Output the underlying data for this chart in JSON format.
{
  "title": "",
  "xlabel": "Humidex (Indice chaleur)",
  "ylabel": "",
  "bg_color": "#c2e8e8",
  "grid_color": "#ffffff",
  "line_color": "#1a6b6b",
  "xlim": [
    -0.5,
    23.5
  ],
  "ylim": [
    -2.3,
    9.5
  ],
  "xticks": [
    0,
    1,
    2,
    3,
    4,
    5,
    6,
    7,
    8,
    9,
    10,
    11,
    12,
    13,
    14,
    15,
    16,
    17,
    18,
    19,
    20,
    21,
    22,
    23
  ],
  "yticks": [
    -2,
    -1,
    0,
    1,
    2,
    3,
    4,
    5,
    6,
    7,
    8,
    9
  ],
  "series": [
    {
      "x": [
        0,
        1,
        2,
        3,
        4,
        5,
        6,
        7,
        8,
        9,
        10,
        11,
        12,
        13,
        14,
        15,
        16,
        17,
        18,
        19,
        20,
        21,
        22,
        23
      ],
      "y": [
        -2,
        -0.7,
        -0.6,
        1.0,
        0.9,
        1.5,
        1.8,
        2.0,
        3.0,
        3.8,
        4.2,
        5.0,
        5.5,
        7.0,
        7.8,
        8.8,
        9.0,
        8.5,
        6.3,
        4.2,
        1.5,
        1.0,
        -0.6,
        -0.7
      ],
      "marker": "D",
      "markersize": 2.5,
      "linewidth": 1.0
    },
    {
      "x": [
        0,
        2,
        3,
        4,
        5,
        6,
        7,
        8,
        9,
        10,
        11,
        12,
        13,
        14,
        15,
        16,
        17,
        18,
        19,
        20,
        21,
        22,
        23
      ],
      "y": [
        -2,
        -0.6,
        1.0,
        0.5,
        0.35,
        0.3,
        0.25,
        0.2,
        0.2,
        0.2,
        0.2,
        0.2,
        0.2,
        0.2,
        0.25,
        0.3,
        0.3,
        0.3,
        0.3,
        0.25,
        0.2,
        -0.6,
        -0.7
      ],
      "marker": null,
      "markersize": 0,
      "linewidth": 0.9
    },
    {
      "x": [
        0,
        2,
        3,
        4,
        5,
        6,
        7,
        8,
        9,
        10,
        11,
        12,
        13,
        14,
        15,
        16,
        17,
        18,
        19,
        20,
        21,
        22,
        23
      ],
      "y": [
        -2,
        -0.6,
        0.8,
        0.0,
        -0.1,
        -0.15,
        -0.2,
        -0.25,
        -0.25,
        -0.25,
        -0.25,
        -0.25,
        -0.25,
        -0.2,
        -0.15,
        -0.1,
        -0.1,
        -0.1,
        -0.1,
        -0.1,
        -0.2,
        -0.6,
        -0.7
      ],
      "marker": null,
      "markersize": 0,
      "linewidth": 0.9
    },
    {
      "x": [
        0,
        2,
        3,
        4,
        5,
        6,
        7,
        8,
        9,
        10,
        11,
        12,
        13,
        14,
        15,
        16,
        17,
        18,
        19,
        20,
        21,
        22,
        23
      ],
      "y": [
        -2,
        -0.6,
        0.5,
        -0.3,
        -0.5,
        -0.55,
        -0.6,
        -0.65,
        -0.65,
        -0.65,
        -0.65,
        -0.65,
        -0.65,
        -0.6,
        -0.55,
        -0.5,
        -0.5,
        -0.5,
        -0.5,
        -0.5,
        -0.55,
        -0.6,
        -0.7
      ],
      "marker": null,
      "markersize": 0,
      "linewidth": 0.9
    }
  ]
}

==========

- Exercise:
Return all of the entries exactly as written.

- Answer to this exercise:
Output the underlying data for this chart in JSON format.
{
  "title": "",
  "xlabel": "Humidex (Indice chaleur)",
  "ylabel": "",
  "bg_color": "#c2e8e8",
  "grid_color": "#ffffff",
  "line_color": "#1a6b6b",
  "xlim": [
    -0.5,
    23.5
  ],
  "ylim": [
    -2.3,
    9.5
  ],
  "xticks": [
    0,
    1,
    2,
    3,
    4,
    5,
    6,
    7,
    8,
    9,
    10,
    11,
    12,
    13,
    14,
    15,
    16,
    17,
    18,
    19,
    20,
    21,
    22,
    23
  ],
  "yticks": [
    -2,
    -1,
    0,
    1,
    2,
    3,
    4,
    5,
    6,
    7,
    8,
    9
  ],
  "series": [
    {
      "x": [
        0,
        1,
        2,
        3,
        4,
        5,
        6,
        7,
        8,
        9,
        10,
        11,
        12,
        13,
        14,
        15,
        16,
        17,
        18,
        19,
        20,
        21,
        22,
        23
      ],
      "y": [
        -2,
        -0.7,
        -0.6,
        1.0,
        0.9,
        1.5,
        1.8,
        2.0,
        3.0,
        3.8,
        4.2,
        5.0,
        5.5,
        7.0,
        7.8,
        8.8,
        9.0,
        8.5,
        6.3,
        4.2,
        1.5,
        1.0,
        -0.6,
        -0.7
      ],
      "marker": "D",
      "markersize": 2.5,
      "linewidth": 1.0
    },
    {
      "x": [
        0,
        2,
        3,
        4,
        5,
        6,
        7,
        8,
        9,
        10,
        11,
        12,
        13,
        14,
        15,
        16,
        17,
        18,
        19,
        20,
        21,
        22,
        23
      ],
      "y": [
        -2,
        -0.6,
        1.0,
        0.5,
        0.35,
        0.3,
        0.25,
        0.2,
        0.2,
        0.2,
        0.2,
        0.2,
        0.2,
        0.2,
        0.25,
        0.3,
        0.3,
        0.3,
        0.3,
        0.25,
        0.2,
        -0.6,
        -0.7
      ],
      "marker": null,
      "markersize": 0,
      "linewidth": 0.9
    },
    {
      "x": [
        0,
        2,
        3,
        4,
        5,
        6,
        7,
        8,
        9,
        10,
        11,
        12,
        13,
        14,
        15,
        16,
        17,
        18,
        19,
        20,
        21,
        22,
        23
      ],
      "y": [
        -2,
        -0.6,
        0.8,
        0.0,
        -0.1,
        -0.15,
        -0.2,
        -0.25,
        -0.25,
        -0.25,
        -0.25,
        -0.25,
        -0.25,
        -0.2,
        -0.15,
        -0.1,
        -0.1,
        -0.1,
        -0.1,
        -0.1,
        -0.2,
        -0.6,
        -0.7
      ],
      "marker": null,
      "markersize": 0,
      "linewidth": 0.9
    },
    {
      "x": [
        0,
        2,
        3,
        4,
        5,
        6,
        7,
        8,
        9,
        10,
        11,
        12,
        13,
        14,
        15,
        16,
        17,
        18,
        19,
        20,
        21,
        22,
        23
      ],
      "y": [
        -2,
        -0.6,
        0.5,
        -0.3,
        -0.5,
        -0.55,
        -0.6,
        -0.65,
        -0.65,
        -0.65,
        -0.65,
        -0.65,
        -0.65,
        -0.6,
        -0.55,
        -0.5,
        -0.5,
        -0.5,
        -0.5,
        -0.5,
        -0.55,
        -0.6,
        -0.7
      ],
      "marker": null,
      "markersize": 0,
      "linewidth": 0.9
    }
  ]
}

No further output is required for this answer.